[Dataset items]
• • •

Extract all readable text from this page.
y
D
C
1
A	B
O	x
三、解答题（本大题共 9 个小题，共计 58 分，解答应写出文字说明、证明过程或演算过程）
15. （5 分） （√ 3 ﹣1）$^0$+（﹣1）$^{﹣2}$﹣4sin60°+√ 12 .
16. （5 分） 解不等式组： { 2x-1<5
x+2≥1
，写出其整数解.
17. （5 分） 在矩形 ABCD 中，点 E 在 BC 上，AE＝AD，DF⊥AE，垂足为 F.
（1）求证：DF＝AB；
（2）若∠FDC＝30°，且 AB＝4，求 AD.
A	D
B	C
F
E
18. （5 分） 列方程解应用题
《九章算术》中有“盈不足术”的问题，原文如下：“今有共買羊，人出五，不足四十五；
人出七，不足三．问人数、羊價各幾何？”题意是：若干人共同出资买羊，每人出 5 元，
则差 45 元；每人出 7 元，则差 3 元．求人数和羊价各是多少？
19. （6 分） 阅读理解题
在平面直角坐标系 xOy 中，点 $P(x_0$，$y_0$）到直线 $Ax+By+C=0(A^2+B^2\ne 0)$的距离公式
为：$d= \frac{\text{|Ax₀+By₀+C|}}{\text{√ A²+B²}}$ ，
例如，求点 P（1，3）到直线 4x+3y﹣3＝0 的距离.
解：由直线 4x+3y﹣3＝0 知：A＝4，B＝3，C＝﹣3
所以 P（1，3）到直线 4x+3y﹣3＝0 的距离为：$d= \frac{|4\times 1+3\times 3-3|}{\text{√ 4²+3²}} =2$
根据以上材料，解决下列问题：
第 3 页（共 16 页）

• • •

Type the whole listing again, unaltered.

Extract all readable text from this page.
y
D
C
1
A	B
O	x
三、解答题（本大题共 9 个小题，共计 58 分，解答应写出文字说明、证明过程或演算过程）
15. （5 分） （√ 3 ﹣1）$^0$+（﹣1）$^{﹣2}$﹣4sin60°+√ 12 .
16. （5 分） 解不等式组： { 2x-1<5
x+2≥1
，写出其整数解.
17. （5 分） 在矩形 ABCD 中，点 E 在 BC 上，AE＝AD，DF⊥AE，垂足为 F.
（1）求证：DF＝AB；
（2）若∠FDC＝30°，且 AB＝4，求 AD.
A	D
B	C
F
E
18. （5 分） 列方程解应用题
《九章算术》中有“盈不足术”的问题，原文如下：“今有共買羊，人出五，不足四十五；
人出七，不足三．问人数、羊價各幾何？”题意是：若干人共同出资买羊，每人出 5 元，
则差 45 元；每人出 7 元，则差 3 元．求人数和羊价各是多少？
19. （6 分） 阅读理解题
在平面直角坐标系 xOy 中，点 $P(x_0$，$y_0$）到直线 $Ax+By+C=0(A^2+B^2\ne 0)$的距离公式
为：$d= \frac{\text{|Ax₀+By₀+C|}}{\text{√ A²+B²}}$ ，
例如，求点 P（1，3）到直线 4x+3y﹣3＝0 的距离.
解：由直线 4x+3y﹣3＝0 知：A＝4，B＝3，C＝﹣3
所以 P（1，3）到直线 4x+3y﹣3＝0 的距离为：$d= \frac{|4\times 1+3\times 3-3|}{\text{√ 4²+3²}} =2$
根据以上材料，解决下列问题：
第 3 页（共 16 页）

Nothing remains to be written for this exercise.